### Listed records

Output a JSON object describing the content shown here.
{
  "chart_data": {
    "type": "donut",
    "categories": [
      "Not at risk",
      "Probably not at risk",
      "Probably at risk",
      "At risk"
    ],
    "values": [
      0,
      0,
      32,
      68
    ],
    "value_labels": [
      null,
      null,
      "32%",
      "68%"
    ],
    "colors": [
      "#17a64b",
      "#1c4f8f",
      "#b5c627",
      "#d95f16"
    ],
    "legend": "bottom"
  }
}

### Your instructions
Nothing may be left out: return each entry exactly as it reads.

### Reply to the task
Output a JSON object describing the content shown here.
{
  "chart_data": {
    "type": "donut",
    "categories": [
      "Not at risk",
      "Probably not at risk",
      "Probably at risk",
      "At risk"
    ],
    "values": [
      0,
      0,
      32,
      68
    ],
    "value_labels": [
      null,
      null,
      "32%",
      "68%"
    ],
    "colors": [
      "#17a64b",
      "#1c4f8f",
      "#b5c627",
      "#d95f16"
    ],
    "legend": "bottom"
  }
}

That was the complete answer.